» **Selected passage**
A Data-Centric Approach to Data Mobility

Shahar Frank October 24, 2016 blog

This sounds obvious and simple, but shouldn’t the critical requirements of data mobility across sites, private clouds, and the hybrid cloud be delivered with a true data-centric approach? Yet the current approaches are dominated by VM-centric techniques, where the data is still tied to the underlying infrastructure (whether it is virtualized, physical, or public cloud) and its underlying mechanics. Chris Evans covered the requirements, current options, and challenges beautifully in his Hybrid Cloud and Data Mobility blog. And he clearly articulates what’s required:

If a hybrid cloud is to be of any use, we need the ability to move applications and data around on demand, but retain the following characteristics for our applications and data:

  • Consistency– Ensure we know which version of our data is the most current at any one time and ensure we protect it and can restore from the most current backup.
  • Independence– Have the ability to move data to any platform of choice and not be tied to the underlying hardware platform of the infrastructure provider.
  • Abstraction– Operate on logical constructs, like files, objects, VMs or databases/data objects, rather than having to think in terms of LUNs or volumes.
  • Security– Implement security features to protect data wherever it is, either in-flight or at rest.
  • Ease of Management–  Be able to manage the data consistently wherever it sits in the ecosystem.

I want to discuss the root cause challenges for “Independence” and “Ease of Management”—and how a new approach that is truly data-centric could create new options.

Data Types

First let’s consider the underlying data types and their different I/O and mobility requirements. From the storage perspective, application solutions are composed of 4 typical data types: 1) system data (OS binaries and settings), 2) ephemeral data (swap and temporaries), 3) application binaries and settings, and 4) application/user data.

In their simplest forms, all of these data types can be packed together, e.g. on the same local file system stored on a single local storage. However, for most applications, this may be inefficient as the storage management and I/O patterns are significantly different for these types. For example, system data is typically set initially at system install time and is patched/updated with OS level tools, but otherwise it is infrequently being changed directly by the server owner. Application data is mainly managed and modified frequently by the application. Therefore, when considering backup strategies, you probably want to backup the application data often, while backing up the system data much less frequently. Moreover, system data does not produce significant I/O on most of its dataset (excluding swap), but application data may produce significant I/O. Another difference is their capacity requirements and elasticity. For example, application binaries consume a relatively small amount of capacity and, in most cases, do not change their capacity requirement over time, but application data can consume large amounts of capacity and can be very dynamic over time. A final key difference is the “shareability” of the data. For example, ephemeral data and some part of the system/application setting is mostly not shared (i.e. per host/application), while system and application binaries may be shared for READs, and application data may be shared for READs and WRITEs.

» **Data shown**
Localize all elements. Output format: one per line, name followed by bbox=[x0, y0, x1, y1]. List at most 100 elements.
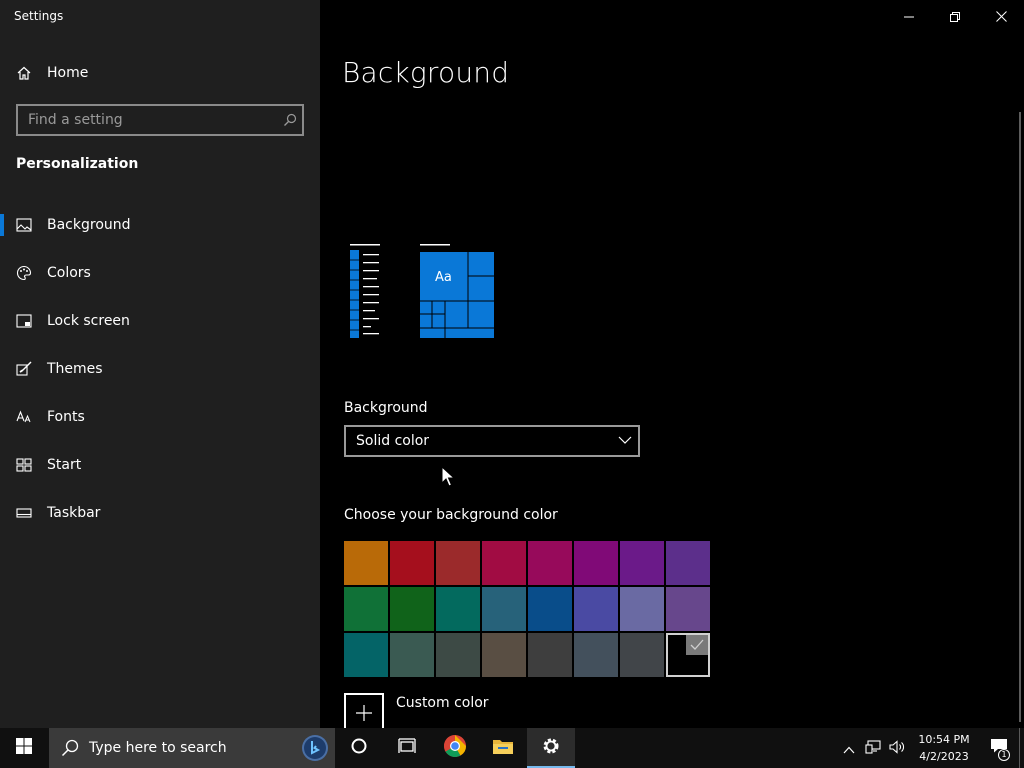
color-swatch[interactable] bbox=[344, 541, 388, 585]
custom-color-button[interactable]: Custom color bbox=[344, 693, 489, 733]
color-swatch[interactable] bbox=[344, 587, 388, 631]
cortana-circle-icon bbox=[350, 737, 368, 759]
action-center-button[interactable]: 1 bbox=[979, 728, 1019, 768]
color-swatch[interactable] bbox=[574, 541, 618, 585]
window-controls bbox=[886, 0, 1024, 32]
start-layout-icon bbox=[16, 458, 47, 472]
cortana-button[interactable] bbox=[335, 728, 383, 768]
minimize-button[interactable] bbox=[886, 0, 932, 32]
sidebar-item-colors[interactable]: Colors bbox=[0, 253, 320, 293]
sidebar-item-themes[interactable]: Themes bbox=[0, 349, 320, 389]
sidebar-item-fonts[interactable]: Fonts bbox=[0, 397, 320, 437]
bing-icon[interactable] bbox=[301, 734, 329, 762]
minimize-icon bbox=[904, 7, 914, 26]
section-title: Personalization bbox=[16, 156, 139, 172]
color-swatch[interactable] bbox=[436, 587, 480, 631]
color-swatch[interactable] bbox=[620, 541, 664, 585]
windows-logo-icon bbox=[16, 738, 32, 758]
color-swatch[interactable] bbox=[528, 587, 572, 631]
color-swatch[interactable] bbox=[482, 587, 526, 631]
background-dropdown-value: Solid color bbox=[356, 433, 430, 449]
settings-taskbar-button[interactable] bbox=[527, 728, 575, 768]
plus-icon[interactable] bbox=[344, 693, 384, 733]
restore-button[interactable] bbox=[932, 0, 978, 32]
background-preview: Aa bbox=[342, 236, 522, 350]
find-setting-search[interactable]: Find a setting bbox=[16, 104, 304, 136]
clock-date: 4/2/2023 bbox=[919, 750, 969, 763]
close-button[interactable] bbox=[978, 0, 1024, 32]
chrome-icon bbox=[443, 734, 467, 762]
color-swatch[interactable] bbox=[390, 541, 434, 585]
sidebar-item-label: Lock screen bbox=[47, 313, 130, 329]
home-label: Home bbox=[47, 65, 89, 81]
folder-icon bbox=[492, 737, 514, 759]
sidebar-item-label: Taskbar bbox=[47, 505, 101, 521]
color-swatch[interactable] bbox=[528, 541, 572, 585]
color-swatch[interactable] bbox=[436, 633, 480, 677]
chevron-up-icon bbox=[843, 739, 855, 758]
color-swatch[interactable] bbox=[528, 633, 572, 677]
sidebar-item-label: Colors bbox=[47, 265, 91, 281]
preview-tile-text: Aa bbox=[435, 270, 452, 285]
color-swatch[interactable] bbox=[666, 541, 710, 585]
search-placeholder[interactable]: Find a setting bbox=[18, 112, 278, 128]
home-icon bbox=[16, 65, 47, 81]
gear-icon bbox=[541, 736, 561, 760]
search-icon[interactable] bbox=[278, 113, 302, 127]
start-button[interactable] bbox=[0, 728, 48, 768]
taskbar-search-placeholder: Type here to search bbox=[89, 740, 227, 756]
color-swatch[interactable] bbox=[482, 541, 526, 585]
sidebar-item-label: Themes bbox=[47, 361, 103, 377]
color-swatch[interactable] bbox=[666, 633, 710, 677]
scrollbar[interactable] bbox=[1019, 112, 1021, 722]
background-label: Background bbox=[344, 400, 428, 416]
palette-icon bbox=[16, 265, 47, 281]
checkmark-icon bbox=[686, 635, 708, 655]
color-swatch-grid bbox=[344, 541, 710, 677]
color-swatch[interactable] bbox=[482, 633, 526, 677]
background-dropdown[interactable]: Solid color bbox=[344, 425, 640, 457]
sidebar-item-lock-screen[interactable]: Lock screen bbox=[0, 301, 320, 341]
notification-badge: 1 bbox=[998, 749, 1010, 761]
taskbar-search-box[interactable]: Type here to search bbox=[49, 728, 335, 768]
taskbar-icon bbox=[16, 507, 47, 519]
image-icon bbox=[16, 218, 47, 232]
task-view-icon bbox=[398, 738, 416, 758]
sidebar-item-label: Start bbox=[47, 457, 82, 473]
color-swatch[interactable] bbox=[666, 587, 710, 631]
sidebar: Settings Home Find a setting Personaliza… bbox=[0, 0, 320, 728]
main-content: Background Aa Background Solid color Cho… bbox=[320, 0, 1024, 733]
show-desktop-button[interactable] bbox=[1019, 728, 1024, 768]
color-label: Choose your background color bbox=[344, 507, 558, 523]
color-swatch[interactable] bbox=[344, 633, 388, 677]
file-explorer-button[interactable] bbox=[479, 728, 527, 768]
chrome-button[interactable] bbox=[431, 728, 479, 768]
sidebar-item-background[interactable]: Background bbox=[0, 205, 320, 245]
color-swatch[interactable] bbox=[574, 587, 618, 631]
sidebar-item-start[interactable]: Start bbox=[0, 445, 320, 485]
lock-screen-icon bbox=[16, 314, 47, 328]
clock-time: 10:54 PM bbox=[918, 733, 970, 746]
color-swatch[interactable] bbox=[574, 633, 618, 677]
color-swatch[interactable] bbox=[620, 633, 664, 677]
show-hidden-icons-button[interactable] bbox=[837, 728, 861, 768]
nav-home[interactable]: Home bbox=[16, 61, 296, 85]
color-swatch[interactable] bbox=[390, 587, 434, 631]
speaker-icon bbox=[889, 739, 905, 758]
active-indicator bbox=[0, 214, 4, 236]
sidebar-item-taskbar[interactable]: Taskbar bbox=[0, 493, 320, 533]
color-swatch[interactable] bbox=[620, 587, 664, 631]
mouse-cursor-icon bbox=[441, 465, 456, 492]
close-icon bbox=[995, 7, 1007, 26]
font-icon bbox=[16, 409, 47, 425]
taskbar: Type here to search 10:54 PM 4/2/2023 1 bbox=[0, 728, 1024, 768]
network-button[interactable] bbox=[861, 728, 885, 768]
app-title: Settings bbox=[14, 9, 64, 23]
volume-button[interactable] bbox=[885, 728, 909, 768]
taskbar-clock[interactable]: 10:54 PM 4/2/2023 bbox=[909, 731, 979, 765]
color-swatch[interactable] bbox=[390, 633, 434, 677]
search-icon bbox=[61, 739, 79, 757]
task-view-button[interactable] bbox=[383, 728, 431, 768]
color-swatch[interactable] bbox=[436, 541, 480, 585]
restore-icon bbox=[950, 7, 960, 26]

» **Aim 1**
According to the data mobility post, why should application data be backed up more often than system data? Answer in one to three sentences.
» **Aim 2**
Decide whether each statement agrees with the data mobility post. Answer yes or no, and quote the words of the post that decide it.
(a) Application binaries usually keep the same capacity requirement over time.
(b) System data produces significant I/O across most of its dataset.
(c) Application data may be shared for both reads and writes.
The data above was taken from a separate source and is unrelated to the data mobility post.

» **Full output 1**
System data is usually set at install time and then patched or updated with OS-level tools, so the server owner rarely changes it directly. Application data is managed and modified frequently by the application. It therefore needs frequent backups, while system data can be backed up much less often.

» **Full output 2**
(a) Yes: "in most cases, do not change their capacity requirement over time"
(b) No: "system data does not produce significant I/O on most of its dataset (excluding swap)"
(c) Yes: "application data may be shared for READs and WRITEs"